TASK - Repeat the listing in full, word for word.

DATA LISTING -
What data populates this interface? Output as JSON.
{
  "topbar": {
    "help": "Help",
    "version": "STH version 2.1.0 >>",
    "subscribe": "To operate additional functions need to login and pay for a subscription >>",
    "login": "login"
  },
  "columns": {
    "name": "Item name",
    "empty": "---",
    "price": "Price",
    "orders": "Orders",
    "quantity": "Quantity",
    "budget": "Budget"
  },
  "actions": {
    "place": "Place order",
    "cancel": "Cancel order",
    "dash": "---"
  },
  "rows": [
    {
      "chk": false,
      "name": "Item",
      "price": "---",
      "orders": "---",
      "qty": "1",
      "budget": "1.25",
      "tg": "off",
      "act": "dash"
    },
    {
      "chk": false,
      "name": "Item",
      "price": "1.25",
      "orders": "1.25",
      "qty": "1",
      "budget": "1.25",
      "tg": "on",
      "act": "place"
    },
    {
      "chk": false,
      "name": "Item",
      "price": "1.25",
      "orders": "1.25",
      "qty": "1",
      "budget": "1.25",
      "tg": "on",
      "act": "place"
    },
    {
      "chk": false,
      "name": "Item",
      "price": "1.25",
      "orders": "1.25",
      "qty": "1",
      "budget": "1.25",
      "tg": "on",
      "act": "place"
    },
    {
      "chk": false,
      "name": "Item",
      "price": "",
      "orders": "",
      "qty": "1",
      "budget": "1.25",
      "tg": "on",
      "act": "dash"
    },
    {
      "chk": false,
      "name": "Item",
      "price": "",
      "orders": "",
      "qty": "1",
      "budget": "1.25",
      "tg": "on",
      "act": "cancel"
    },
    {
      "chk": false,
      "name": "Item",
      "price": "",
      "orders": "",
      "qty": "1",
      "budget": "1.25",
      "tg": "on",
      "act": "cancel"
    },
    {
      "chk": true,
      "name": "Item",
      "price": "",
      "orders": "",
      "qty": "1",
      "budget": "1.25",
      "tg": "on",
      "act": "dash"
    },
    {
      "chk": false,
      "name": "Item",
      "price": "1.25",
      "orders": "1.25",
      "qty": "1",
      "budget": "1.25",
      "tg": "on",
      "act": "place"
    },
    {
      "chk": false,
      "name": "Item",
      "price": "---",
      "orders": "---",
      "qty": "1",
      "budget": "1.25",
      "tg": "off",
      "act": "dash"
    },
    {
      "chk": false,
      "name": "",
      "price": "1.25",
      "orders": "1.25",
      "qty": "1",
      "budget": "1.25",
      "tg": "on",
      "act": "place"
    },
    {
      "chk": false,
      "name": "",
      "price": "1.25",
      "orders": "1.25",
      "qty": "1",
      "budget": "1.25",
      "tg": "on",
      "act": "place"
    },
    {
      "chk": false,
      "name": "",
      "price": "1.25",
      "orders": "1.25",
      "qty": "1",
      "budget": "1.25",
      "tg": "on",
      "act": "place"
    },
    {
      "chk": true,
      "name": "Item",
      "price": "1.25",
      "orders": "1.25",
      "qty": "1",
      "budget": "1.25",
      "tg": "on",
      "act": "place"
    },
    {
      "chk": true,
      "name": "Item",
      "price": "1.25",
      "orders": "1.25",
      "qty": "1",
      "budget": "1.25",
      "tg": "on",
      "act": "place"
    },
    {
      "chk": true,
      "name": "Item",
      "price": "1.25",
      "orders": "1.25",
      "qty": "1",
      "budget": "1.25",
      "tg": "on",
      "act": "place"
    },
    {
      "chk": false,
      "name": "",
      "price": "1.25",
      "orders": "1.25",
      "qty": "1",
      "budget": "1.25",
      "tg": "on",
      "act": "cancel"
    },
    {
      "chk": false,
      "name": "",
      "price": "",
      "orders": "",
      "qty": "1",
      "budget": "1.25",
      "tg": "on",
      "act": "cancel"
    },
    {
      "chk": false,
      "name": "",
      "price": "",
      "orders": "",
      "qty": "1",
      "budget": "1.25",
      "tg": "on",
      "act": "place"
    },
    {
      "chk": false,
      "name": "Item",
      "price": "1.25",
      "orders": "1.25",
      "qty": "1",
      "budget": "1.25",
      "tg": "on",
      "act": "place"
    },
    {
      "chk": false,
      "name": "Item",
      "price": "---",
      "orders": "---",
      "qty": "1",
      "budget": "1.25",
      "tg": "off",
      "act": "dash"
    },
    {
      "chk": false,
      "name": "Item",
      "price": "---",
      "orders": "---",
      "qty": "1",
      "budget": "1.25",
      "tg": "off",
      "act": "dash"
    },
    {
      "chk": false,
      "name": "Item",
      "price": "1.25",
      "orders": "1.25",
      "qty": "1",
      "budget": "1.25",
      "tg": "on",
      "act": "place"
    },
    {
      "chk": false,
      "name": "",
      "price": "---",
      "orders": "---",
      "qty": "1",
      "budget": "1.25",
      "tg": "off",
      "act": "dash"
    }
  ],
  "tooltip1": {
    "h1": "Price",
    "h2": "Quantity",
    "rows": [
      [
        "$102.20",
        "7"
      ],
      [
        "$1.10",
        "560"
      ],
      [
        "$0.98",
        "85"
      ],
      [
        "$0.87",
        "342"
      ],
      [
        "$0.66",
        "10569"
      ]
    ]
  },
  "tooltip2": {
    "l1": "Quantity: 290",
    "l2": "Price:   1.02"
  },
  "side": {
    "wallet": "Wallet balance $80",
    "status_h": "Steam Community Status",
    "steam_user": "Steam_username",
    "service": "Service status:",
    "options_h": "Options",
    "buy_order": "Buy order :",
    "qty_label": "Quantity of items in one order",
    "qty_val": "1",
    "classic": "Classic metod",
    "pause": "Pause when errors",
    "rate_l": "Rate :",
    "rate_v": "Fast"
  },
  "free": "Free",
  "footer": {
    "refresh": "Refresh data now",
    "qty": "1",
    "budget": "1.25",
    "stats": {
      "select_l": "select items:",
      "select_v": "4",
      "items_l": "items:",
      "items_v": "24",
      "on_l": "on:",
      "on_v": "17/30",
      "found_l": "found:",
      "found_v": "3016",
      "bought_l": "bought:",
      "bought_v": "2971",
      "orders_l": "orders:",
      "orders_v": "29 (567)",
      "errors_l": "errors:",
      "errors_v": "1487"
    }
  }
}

IN RESPONSE -
What data populates this interface? Output as JSON.
{
  "topbar": {
    "help": "Help",
    "version": "STH version 2.1.0 >>",
    "subscribe": "To operate additional functions need to login and pay for a subscription >>",
    "login": "login"
  },
  "columns": {
    "name": "Item name",
    "empty": "---",
    "price": "Price",
    "orders": "Orders",
    "quantity": "Quantity",
    "budget": "Budget"
  },
  "actions": {
    "place": "Place order",
    "cancel": "Cancel order",
    "dash": "---"
  },
  "rows": [
    {
      "chk": false,
      "name": "Item",
      "price": "---",
      "orders": "---",
      "qty": "1",
      "budget": "1.25",
      "tg": "off",
      "act": "dash"
    },
    {
      "chk": false,
      "name": "Item",
      "price": "1.25",
      "orders": "1.25",
      "qty": "1",
      "budget": "1.25",
      "tg": "on",
      "act": "place"
    },
    {
      "chk": false,
      "name": "Item",
      "price": "1.25",
      "orders": "1.25",
      "qty": "1",
      "budget": "1.25",
      "tg": "on",
      "act": "place"
    },
    {
      "chk": false,
      "name": "Item",
      "price": "1.25",
      "orders": "1.25",
      "qty": "1",
      "budget": "1.25",
      "tg": "on",
      "act": "place"
    },
    {
      "chk": false,
      "name": "Item",
      "price": "",
      "orders": "",
      "qty": "1",
      "budget": "1.25",
      "tg": "on",
      "act": "dash"
    },
    {
      "chk": false,
      "name": "Item",
      "price": "",
      "orders": "",
      "qty": "1",
      "budget": "1.25",
      "tg": "on",
      "act": "cancel"
    },
    {
      "chk": false,
      "name": "Item",
      "price": "",
      "orders": "",
      "qty": "1",
      "budget": "1.25",
      "tg": "on",
      "act": "cancel"
    },
    {
      "chk": true,
      "name": "Item",
      "price": "",
      "orders": "",
      "qty": "1",
      "budget": "1.25",
      "tg": "on",
      "act": "dash"
    },
    {
      "chk": false,
      "name": "Item",
      "price": "1.25",
      "orders": "1.25",
      "qty": "1",
      "budget": "1.25",
      "tg": "on",
      "act": "place"
    },
    {
      "chk": false,
      "name": "Item",
      "price": "---",
      "orders": "---",
      "qty": "1",
      "budget": "1.25",
      "tg": "off",
      "act": "dash"
    },
    {
      "chk": false,
      "name": "",
      "price": "1.25",
      "orders": "1.25",
      "qty": "1",
      "budget": "1.25",
      "tg": "on",
      "act": "place"
    },
    {
      "chk": false,
      "name": "",
      "price": "1.25",
      "orders": "1.25",
      "qty": "1",
      "budget": "1.25",
      "tg": "on",
      "act": "place"
    },
    {
      "chk": false,
      "name": "",
      "price": "1.25",
      "orders": "1.25",
      "qty": "1",
      "budget": "1.25",
      "tg": "on",
      "act": "place"
    },
    {
      "chk": true,
      "name": "Item",
      "price": "1.25",
      "orders": "1.25",
      "qty": "1",
      "budget": "1.25",
      "tg": "on",
      "act": "place"
    },
    {
      "chk": true,
      "name": "Item",
      "price": "1.25",
      "orders": "1.25",
      "qty": "1",
      "budget": "1.25",
      "tg": "on",
      "act": "place"
    },
    {
      "chk": true,
      "name": "Item",
      "price": "1.25",
      "orders": "1.25",
      "qty": "1",
      "budget": "1.25",
      "tg": "on",
      "act": "place"
    },
    {
      "chk": false,
      "name": "",
      "price": "1.25",
      "orders": "1.25",
      "qty": "1",
      "budget": "1.25",
      "tg": "on",
      "act": "cancel"
    },
    {
      "chk": false,
      "name": "",
      "price": "",
      "orders": "",
      "qty": "1",
      "budget": "1.25",
      "tg": "on",
      "act": "cancel"
    },
    {
      "chk": false,
      "name": "",
      "price": "",
      "orders": "",
      "qty": "1",
      "budget": "1.25",
      "tg": "on",
      "act": "place"
    },
    {
      "chk": false,
      "name": "Item",
      "price": "1.25",
      "orders": "1.25",
      "qty": "1",
      "budget": "1.25",
      "tg": "on",
      "act": "place"
    },
    {
      "chk": false,
      "name": "Item",
      "price": "---",
      "orders": "---",
      "qty": "1",
      "budget": "1.25",
      "tg": "off",
      "act": "dash"
    },
    {
      "chk": false,
      "name": "Item",
      "price": "---",
      "orders": "---",
      "qty": "1",
      "budget": "1.25",
      "tg": "off",
      "act": "dash"
    },
    {
      "chk": false,
      "name": "Item",
      "price": "1.25",
      "orders": "1.25",
      "qty": "1",
      "budget": "1.25",
      "tg": "on",
      "act": "place"
    },
    {
      "chk": false,
      "name": "",
      "price": "---",
      "orders": "---",
      "qty": "1",
      "budget": "1.25",
      "tg": "off",
      "act": "dash"
    }
  ],
  "tooltip1": {
    "h1": "Price",
    "h2": "Quantity",
    "rows": [
      [
        "$102.20",
        "7"
      ],
      [
        "$1.10",
        "560"
      ],
      [
        "$0.98",
        "85"
      ],
      [
        "$0.87",
        "342"
      ],
      [
        "$0.66",
        "10569"
      ]
    ]
  },
  "tooltip2": {
    "l1": "Quantity: 290",
    "l2": "Price:   1.02"
  },
  "side": {
    "wallet": "Wallet balance $80",
    "status_h": "Steam Community Status",
    "steam_user": "Steam_username",
    "service": "Service status:",
    "options_h": "Options",
    "buy_order": "Buy order :",
    "qty_label": "Quantity of items in one order",
    "qty_val": "1",
    "classic": "Classic metod",
    "pause": "Pause when errors",
    "rate_l": "Rate :",
    "rate_v": "Fast"
  },
  "free": "Free",
  "footer": {
    "refresh": "Refresh data now",
    "qty": "1",
    "budget": "1.25",
    "stats": {
      "select_l": "select items:",
      "select_v": "4",
      "items_l": "items:",
      "items_v": "24",
      "on_l": "on:",
      "on_v": "17/30",
      "found_l": "found:",
      "found_v": "3016",
      "bought_l": "bought:",
      "bought_v": "2971",
      "orders_l": "orders:",
      "orders_v": "29 (567)",
      "errors_l": "errors:",
      "errors_v": "1487"
    }
  }
}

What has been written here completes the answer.